Exercise objective:
Identify all lines of the data containing the string "pollution" and copy them.

═══

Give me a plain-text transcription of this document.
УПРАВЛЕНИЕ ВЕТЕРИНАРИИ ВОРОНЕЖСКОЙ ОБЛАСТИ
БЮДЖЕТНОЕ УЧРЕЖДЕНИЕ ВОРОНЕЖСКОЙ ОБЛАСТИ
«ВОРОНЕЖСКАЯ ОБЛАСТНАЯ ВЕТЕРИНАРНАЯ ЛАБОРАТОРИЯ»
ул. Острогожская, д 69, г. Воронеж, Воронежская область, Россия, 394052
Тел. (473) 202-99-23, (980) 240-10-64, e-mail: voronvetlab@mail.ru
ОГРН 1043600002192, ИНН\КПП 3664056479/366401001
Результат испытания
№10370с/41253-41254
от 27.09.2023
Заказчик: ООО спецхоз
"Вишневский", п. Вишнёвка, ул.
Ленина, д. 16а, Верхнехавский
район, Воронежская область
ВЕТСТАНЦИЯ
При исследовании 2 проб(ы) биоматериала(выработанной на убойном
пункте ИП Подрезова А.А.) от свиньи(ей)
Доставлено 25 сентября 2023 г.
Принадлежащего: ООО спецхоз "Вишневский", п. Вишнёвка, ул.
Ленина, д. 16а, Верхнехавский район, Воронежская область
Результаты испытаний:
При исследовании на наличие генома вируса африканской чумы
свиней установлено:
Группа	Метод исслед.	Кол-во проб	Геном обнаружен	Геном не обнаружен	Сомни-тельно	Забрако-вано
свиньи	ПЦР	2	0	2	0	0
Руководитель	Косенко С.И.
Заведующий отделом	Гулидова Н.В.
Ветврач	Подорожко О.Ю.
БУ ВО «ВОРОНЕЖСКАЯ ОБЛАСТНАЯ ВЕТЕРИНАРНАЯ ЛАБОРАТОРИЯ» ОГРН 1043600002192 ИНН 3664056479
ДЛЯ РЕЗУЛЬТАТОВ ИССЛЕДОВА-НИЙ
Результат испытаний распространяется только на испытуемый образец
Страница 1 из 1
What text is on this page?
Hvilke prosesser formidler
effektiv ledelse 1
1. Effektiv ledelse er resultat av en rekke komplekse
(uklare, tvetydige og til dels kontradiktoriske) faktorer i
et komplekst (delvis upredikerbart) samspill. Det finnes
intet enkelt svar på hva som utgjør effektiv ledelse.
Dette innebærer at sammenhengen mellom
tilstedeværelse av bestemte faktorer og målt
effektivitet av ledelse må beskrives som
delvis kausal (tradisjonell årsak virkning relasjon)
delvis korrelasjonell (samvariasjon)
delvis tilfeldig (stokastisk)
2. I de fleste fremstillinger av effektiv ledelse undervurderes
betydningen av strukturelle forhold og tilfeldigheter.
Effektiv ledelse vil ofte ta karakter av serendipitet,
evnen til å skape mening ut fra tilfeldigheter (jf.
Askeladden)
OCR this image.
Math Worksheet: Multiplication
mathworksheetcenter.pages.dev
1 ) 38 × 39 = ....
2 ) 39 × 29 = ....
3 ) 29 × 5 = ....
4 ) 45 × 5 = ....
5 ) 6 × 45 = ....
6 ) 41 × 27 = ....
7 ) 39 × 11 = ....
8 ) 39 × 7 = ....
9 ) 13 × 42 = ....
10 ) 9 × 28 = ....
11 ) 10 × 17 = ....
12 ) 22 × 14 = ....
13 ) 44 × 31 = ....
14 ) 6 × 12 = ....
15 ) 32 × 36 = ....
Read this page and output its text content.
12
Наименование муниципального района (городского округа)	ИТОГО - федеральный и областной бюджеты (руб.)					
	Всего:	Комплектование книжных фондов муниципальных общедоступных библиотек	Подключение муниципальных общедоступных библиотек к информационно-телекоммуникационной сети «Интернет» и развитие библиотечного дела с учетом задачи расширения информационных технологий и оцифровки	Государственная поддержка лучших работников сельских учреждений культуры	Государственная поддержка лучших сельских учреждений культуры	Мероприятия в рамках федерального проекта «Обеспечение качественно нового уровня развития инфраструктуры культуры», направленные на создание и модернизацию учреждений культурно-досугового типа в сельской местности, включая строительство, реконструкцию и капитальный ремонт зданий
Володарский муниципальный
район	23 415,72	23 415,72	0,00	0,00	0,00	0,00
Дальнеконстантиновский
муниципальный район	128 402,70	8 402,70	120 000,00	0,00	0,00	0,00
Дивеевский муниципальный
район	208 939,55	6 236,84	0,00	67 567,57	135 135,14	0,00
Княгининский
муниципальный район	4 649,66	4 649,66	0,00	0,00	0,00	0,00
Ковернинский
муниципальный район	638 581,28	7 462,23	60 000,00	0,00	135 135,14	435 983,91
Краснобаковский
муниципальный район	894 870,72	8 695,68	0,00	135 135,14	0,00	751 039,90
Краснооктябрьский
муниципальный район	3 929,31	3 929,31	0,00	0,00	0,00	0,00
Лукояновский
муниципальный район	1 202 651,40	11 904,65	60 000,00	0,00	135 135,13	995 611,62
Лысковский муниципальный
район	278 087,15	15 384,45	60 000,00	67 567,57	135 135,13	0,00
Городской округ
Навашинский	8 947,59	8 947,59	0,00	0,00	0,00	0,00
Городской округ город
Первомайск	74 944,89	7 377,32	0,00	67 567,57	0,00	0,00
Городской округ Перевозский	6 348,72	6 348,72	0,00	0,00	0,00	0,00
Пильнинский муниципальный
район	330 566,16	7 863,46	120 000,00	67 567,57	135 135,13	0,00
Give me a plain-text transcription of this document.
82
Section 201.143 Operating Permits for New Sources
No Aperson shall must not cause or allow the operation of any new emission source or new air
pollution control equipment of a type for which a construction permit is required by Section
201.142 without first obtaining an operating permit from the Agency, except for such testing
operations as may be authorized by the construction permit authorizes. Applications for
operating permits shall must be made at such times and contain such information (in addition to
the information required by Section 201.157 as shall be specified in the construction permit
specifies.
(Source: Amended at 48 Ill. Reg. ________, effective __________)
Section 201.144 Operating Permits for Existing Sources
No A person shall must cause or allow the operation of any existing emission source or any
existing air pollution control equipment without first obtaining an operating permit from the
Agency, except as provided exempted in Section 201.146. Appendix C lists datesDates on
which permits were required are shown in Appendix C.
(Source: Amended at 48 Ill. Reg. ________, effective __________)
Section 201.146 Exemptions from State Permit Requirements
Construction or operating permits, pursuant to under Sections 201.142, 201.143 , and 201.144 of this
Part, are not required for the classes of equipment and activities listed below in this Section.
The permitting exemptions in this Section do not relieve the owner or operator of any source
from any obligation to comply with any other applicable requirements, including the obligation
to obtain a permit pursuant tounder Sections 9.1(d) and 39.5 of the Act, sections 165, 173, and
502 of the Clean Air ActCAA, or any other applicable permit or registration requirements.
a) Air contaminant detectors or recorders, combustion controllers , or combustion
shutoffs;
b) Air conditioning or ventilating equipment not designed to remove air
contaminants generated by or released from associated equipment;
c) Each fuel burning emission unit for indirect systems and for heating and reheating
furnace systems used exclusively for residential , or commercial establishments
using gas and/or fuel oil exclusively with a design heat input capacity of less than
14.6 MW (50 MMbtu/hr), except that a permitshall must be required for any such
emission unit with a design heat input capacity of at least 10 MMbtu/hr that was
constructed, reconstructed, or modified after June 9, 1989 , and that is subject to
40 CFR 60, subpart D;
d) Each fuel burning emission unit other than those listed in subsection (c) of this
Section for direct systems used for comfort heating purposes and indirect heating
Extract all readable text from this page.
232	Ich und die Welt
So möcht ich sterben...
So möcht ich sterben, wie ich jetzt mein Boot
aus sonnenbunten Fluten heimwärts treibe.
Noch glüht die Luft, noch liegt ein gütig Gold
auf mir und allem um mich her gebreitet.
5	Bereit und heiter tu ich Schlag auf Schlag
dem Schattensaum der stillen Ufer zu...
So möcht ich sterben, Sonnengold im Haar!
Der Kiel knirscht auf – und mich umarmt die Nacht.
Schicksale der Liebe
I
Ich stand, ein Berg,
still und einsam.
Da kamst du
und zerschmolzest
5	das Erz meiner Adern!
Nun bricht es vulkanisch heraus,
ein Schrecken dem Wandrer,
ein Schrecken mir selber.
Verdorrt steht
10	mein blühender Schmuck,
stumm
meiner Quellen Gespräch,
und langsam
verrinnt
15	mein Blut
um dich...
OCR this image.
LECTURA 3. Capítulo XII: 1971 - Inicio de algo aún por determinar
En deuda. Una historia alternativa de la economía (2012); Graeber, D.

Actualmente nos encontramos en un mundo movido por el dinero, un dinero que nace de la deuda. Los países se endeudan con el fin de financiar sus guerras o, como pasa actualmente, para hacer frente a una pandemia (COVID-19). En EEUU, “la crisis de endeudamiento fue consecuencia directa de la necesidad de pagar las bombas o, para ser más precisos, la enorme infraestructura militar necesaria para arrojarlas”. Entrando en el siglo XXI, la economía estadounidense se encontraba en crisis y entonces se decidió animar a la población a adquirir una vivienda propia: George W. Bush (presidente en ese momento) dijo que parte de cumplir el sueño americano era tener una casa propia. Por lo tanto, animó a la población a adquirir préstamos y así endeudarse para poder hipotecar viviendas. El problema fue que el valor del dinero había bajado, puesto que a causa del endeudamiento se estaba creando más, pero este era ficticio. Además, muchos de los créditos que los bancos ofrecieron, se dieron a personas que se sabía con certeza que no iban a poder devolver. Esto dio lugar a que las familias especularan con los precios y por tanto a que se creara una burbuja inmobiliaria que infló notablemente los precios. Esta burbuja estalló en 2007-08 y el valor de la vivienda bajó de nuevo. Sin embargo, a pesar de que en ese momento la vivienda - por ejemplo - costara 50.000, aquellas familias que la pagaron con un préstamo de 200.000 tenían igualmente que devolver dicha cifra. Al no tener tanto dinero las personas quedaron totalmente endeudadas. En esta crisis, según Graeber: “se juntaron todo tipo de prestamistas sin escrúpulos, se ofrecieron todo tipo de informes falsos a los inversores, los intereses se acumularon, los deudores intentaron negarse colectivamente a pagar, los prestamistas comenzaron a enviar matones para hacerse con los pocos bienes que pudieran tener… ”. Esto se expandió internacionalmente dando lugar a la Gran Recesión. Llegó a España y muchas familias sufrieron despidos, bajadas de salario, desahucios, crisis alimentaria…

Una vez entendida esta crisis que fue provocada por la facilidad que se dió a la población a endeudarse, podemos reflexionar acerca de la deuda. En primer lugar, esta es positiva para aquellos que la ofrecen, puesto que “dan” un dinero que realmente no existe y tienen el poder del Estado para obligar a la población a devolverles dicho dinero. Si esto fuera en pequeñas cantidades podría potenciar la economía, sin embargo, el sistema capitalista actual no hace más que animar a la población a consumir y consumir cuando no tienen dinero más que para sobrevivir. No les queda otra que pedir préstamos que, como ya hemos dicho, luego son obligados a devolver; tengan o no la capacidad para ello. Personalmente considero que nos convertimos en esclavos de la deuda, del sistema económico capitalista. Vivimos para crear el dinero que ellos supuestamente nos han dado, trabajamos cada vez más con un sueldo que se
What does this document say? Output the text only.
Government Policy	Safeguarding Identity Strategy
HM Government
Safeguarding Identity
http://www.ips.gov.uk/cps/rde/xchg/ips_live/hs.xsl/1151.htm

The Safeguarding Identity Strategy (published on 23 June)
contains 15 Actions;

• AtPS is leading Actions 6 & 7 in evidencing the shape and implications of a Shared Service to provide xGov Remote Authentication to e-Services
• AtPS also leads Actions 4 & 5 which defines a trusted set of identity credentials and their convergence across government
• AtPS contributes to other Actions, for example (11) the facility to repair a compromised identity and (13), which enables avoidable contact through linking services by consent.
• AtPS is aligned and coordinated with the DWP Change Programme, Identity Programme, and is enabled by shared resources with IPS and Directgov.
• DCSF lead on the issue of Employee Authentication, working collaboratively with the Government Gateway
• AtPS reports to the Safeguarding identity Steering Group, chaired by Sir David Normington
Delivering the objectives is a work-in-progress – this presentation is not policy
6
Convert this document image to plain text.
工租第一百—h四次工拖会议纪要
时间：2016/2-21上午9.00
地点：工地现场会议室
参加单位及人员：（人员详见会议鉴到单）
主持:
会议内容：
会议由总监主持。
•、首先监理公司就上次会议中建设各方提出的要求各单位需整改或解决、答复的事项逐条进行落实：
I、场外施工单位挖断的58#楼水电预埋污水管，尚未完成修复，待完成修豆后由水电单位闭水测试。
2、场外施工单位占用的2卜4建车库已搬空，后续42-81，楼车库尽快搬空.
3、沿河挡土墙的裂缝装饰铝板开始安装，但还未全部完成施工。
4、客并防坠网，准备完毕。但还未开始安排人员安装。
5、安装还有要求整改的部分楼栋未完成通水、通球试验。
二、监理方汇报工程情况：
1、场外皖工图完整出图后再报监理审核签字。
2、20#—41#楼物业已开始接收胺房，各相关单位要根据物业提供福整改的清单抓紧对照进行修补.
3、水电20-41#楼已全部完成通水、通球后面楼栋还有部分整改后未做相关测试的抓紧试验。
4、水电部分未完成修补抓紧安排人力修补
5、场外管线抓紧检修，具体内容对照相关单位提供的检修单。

═══

Solution for this exercise:
pollution control equipment of a type for which a construction permit is required by Section
existing air pollution control equipment without first obtaining an operating permit from the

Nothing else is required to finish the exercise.